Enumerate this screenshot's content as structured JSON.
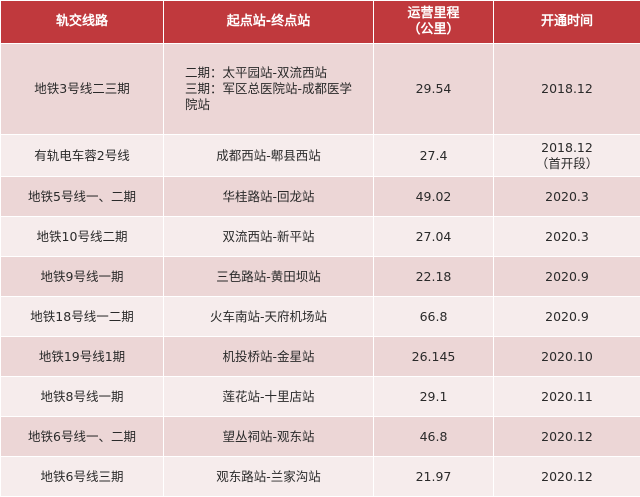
{
  "table": {
    "headers": [
      "轨交线路",
      "起点站-终点站",
      "运营里程\n（公里）",
      "开通时间"
    ],
    "rows": [
      {
        "line": "地铁3号线二三期",
        "route": "二期：太平园站-双流西站\n三期：军区总医院站-成都医学\n院站",
        "km": "29.54",
        "opening": "2018.12"
      },
      {
        "line": "有轨电车蓉2号线",
        "route": "成都西站-郫县西站",
        "km": "27.4",
        "opening": "2018.12\n（首开段）"
      },
      {
        "line": "地铁5号线一、二期",
        "route": "华桂路站-回龙站",
        "km": "49.02",
        "opening": "2020.3"
      },
      {
        "line": "地铁10号线二期",
        "route": "双流西站-新平站",
        "km": "27.04",
        "opening": "2020.3"
      },
      {
        "line": "地铁9号线一期",
        "route": "三色路站-黄田坝站",
        "km": "22.18",
        "opening": "2020.9"
      },
      {
        "line": "地铁18号线一二期",
        "route": "火车南站-天府机场站",
        "km": "66.8",
        "opening": "2020.9"
      },
      {
        "line": "地铁19号线1期",
        "route": "机投桥站-金星站",
        "km": "26.145",
        "opening": "2020.10"
      },
      {
        "line": "地铁8号线一期",
        "route": "莲花站-十里店站",
        "km": "29.1",
        "opening": "2020.11"
      },
      {
        "line": "地铁6号线一、二期",
        "route": "望丛祠站-观东站",
        "km": "46.8",
        "opening": "2020.12"
      },
      {
        "line": "地铁6号线三期",
        "route": "观东路站-兰家沟站",
        "km": "21.97",
        "opening": "2020.12"
      }
    ]
  },
  "colors": {
    "header_bg": "#c0393d",
    "header_text": "#ffffff",
    "row_odd_bg": "#ecd6d6",
    "row_even_bg": "#f6ecec",
    "body_text": "#2a2a2a"
  }
}
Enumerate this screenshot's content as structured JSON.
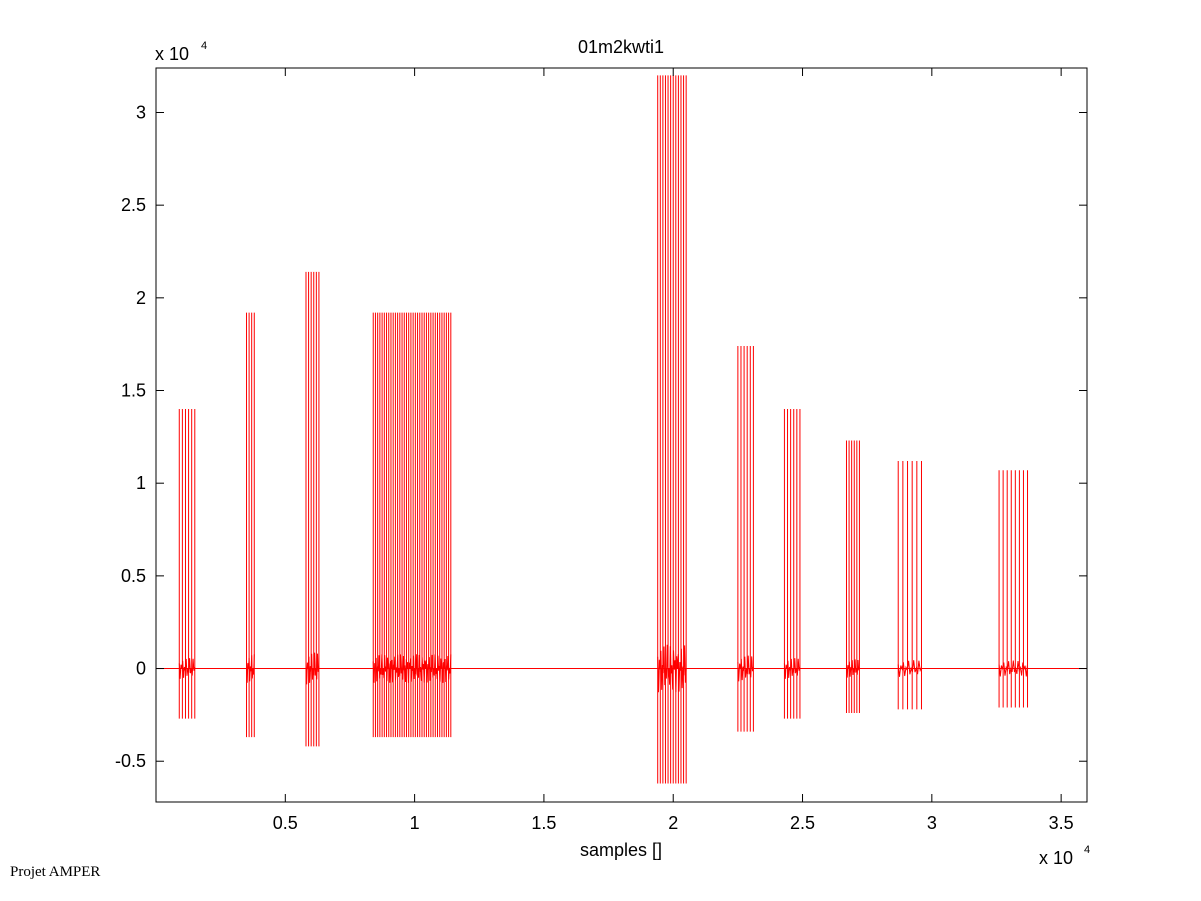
{
  "footer": "Projet AMPER",
  "chart_data": {
    "type": "line",
    "title": "01m2kwti1",
    "xlabel": "samples []",
    "ylabel": "",
    "x_exponent_label": "x 10",
    "x_exponent_power": "4",
    "y_exponent_label": "x 10",
    "y_exponent_power": "4",
    "xlim": [
      0,
      3.6
    ],
    "ylim": [
      -0.72,
      3.24
    ],
    "xticks": [
      0.5,
      1,
      1.5,
      2,
      2.5,
      3,
      3.5
    ],
    "xtick_labels": [
      "0.5",
      "1",
      "1.5",
      "2",
      "2.5",
      "3",
      "3.5"
    ],
    "yticks": [
      -0.5,
      0,
      0.5,
      1,
      1.5,
      2,
      2.5,
      3
    ],
    "ytick_labels": [
      "-0.5",
      "0",
      "0.5",
      "1",
      "1.5",
      "2",
      "2.5",
      "3"
    ],
    "grid": false,
    "line_color": "#ff0000",
    "baseline": 0,
    "groups": [
      {
        "xs": [
          0.09,
          0.15
        ],
        "n": 6,
        "hi": 1.4,
        "lo": -0.27
      },
      {
        "xs": [
          0.35,
          0.38
        ],
        "n": 4,
        "hi": 1.92,
        "lo": -0.37
      },
      {
        "xs": [
          0.58,
          0.63
        ],
        "n": 6,
        "hi": 2.14,
        "lo": -0.42
      },
      {
        "xs": [
          0.84,
          1.14
        ],
        "n": 36,
        "hi": 1.92,
        "lo": -0.37
      },
      {
        "xs": [
          1.94,
          2.05
        ],
        "n": 12,
        "hi": 3.2,
        "lo": -0.62
      },
      {
        "xs": [
          2.25,
          2.31
        ],
        "n": 6,
        "hi": 1.74,
        "lo": -0.34
      },
      {
        "xs": [
          2.43,
          2.49
        ],
        "n": 6,
        "hi": 1.4,
        "lo": -0.27
      },
      {
        "xs": [
          2.67,
          2.72
        ],
        "n": 6,
        "hi": 1.23,
        "lo": -0.24
      },
      {
        "xs": [
          2.87,
          2.96
        ],
        "n": 6,
        "hi": 1.12,
        "lo": -0.22
      },
      {
        "xs": [
          3.26,
          3.37
        ],
        "n": 8,
        "hi": 1.07,
        "lo": -0.21
      }
    ]
  }
}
☆ ☆ ☆ ☆
Return the records exactly. Don't carry the pictures over.

# EXERCISE OUTPUT
Enumerate this screenshot's content as structured JSON.
{
  "table": {
    "headers": [
      "轨交线路",
      "起点站-终点站",
      "运营里程\n（公里）",
      "开通时间"
    ],
    "rows": [
      {
        "line": "地铁3号线二三期",
        "route": "二期：太平园站-双流西站\n三期：军区总医院站-成都医学\n院站",
        "km": "29.54",
        "opening": "2018.12"
      },
      {
        "line": "有轨电车蓉2号线",
        "route": "成都西站-郫县西站",
        "km": "27.4",
        "opening": "2018.12\n（首开段）"
      },
      {
        "line": "地铁5号线一、二期",
        "route": "华桂路站-回龙站",
        "km": "49.02",
        "opening": "2020.3"
      },
      {
        "line": "地铁10号线二期",
        "route": "双流西站-新平站",
        "km": "27.04",
        "opening": "2020.3"
      },
      {
        "line": "地铁9号线一期",
        "route": "三色路站-黄田坝站",
        "km": "22.18",
        "opening": "2020.9"
      },
      {
        "line": "地铁18号线一二期",
        "route": "火车南站-天府机场站",
        "km": "66.8",
        "opening": "2020.9"
      },
      {
        "line": "地铁19号线1期",
        "route": "机投桥站-金星站",
        "km": "26.145",
        "opening": "2020.10"
      },
      {
        "line": "地铁8号线一期",
        "route": "莲花站-十里店站",
        "km": "29.1",
        "opening": "2020.11"
      },
      {
        "line": "地铁6号线一、二期",
        "route": "望丛祠站-观东站",
        "km": "46.8",
        "opening": "2020.12"
      },
      {
        "line": "地铁6号线三期",
        "route": "观东路站-兰家沟站",
        "km": "21.97",
        "opening": "2020.12"
      }
    ]
  },
  "colors": {
    "header_bg": "#c0393d",
    "header_text": "#ffffff",
    "row_odd_bg": "#ecd6d6",
    "row_even_bg": "#f6ecec",
    "body_text": "#2a2a2a"
  }
}
Enumerate this screenshot's content as structured JSON.
{
  "footer": "Projet AMPER",
  "chart_data": {
    "type": "line",
    "title": "01m2kwti1",
    "xlabel": "samples []",
    "ylabel": "",
    "x_exponent_label": "x 10",
    "x_exponent_power": "4",
    "y_exponent_label": "x 10",
    "y_exponent_power": "4",
    "xlim": [
      0,
      3.6
    ],
    "ylim": [
      -0.72,
      3.24
    ],
    "xticks": [
      0.5,
      1,
      1.5,
      2,
      2.5,
      3,
      3.5
    ],
    "xtick_labels": [
      "0.5",
      "1",
      "1.5",
      "2",
      "2.5",
      "3",
      "3.5"
    ],
    "yticks": [
      -0.5,
      0,
      0.5,
      1,
      1.5,
      2,
      2.5,
      3
    ],
    "ytick_labels": [
      "-0.5",
      "0",
      "0.5",
      "1",
      "1.5",
      "2",
      "2.5",
      "3"
    ],
    "grid": false,
    "line_color": "#ff0000",
    "baseline": 0,
    "groups": [
      {
        "xs": [
          0.09,
          0.15
        ],
        "n": 6,
        "hi": 1.4,
        "lo": -0.27
      },
      {
        "xs": [
          0.35,
          0.38
        ],
        "n": 4,
        "hi": 1.92,
        "lo": -0.37
      },
      {
        "xs": [
          0.58,
          0.63
        ],
        "n": 6,
        "hi": 2.14,
        "lo": -0.42
      },
      {
        "xs": [
          0.84,
          1.14
        ],
        "n": 36,
        "hi": 1.92,
        "lo": -0.37
      },
      {
        "xs": [
          1.94,
          2.05
        ],
        "n": 12,
        "hi": 3.2,
        "lo": -0.62
      },
      {
        "xs": [
          2.25,
          2.31
        ],
        "n": 6,
        "hi": 1.74,
        "lo": -0.34
      },
      {
        "xs": [
          2.43,
          2.49
        ],
        "n": 6,
        "hi": 1.4,
        "lo": -0.27
      },
      {
        "xs": [
          2.67,
          2.72
        ],
        "n": 6,
        "hi": 1.23,
        "lo": -0.24
      },
      {
        "xs": [
          2.87,
          2.96
        ],
        "n": 6,
        "hi": 1.12,
        "lo": -0.22
      },
      {
        "xs": [
          3.26,
          3.37
        ],
        "n": 8,
        "hi": 1.07,
        "lo": -0.21
      }
    ]
  }
}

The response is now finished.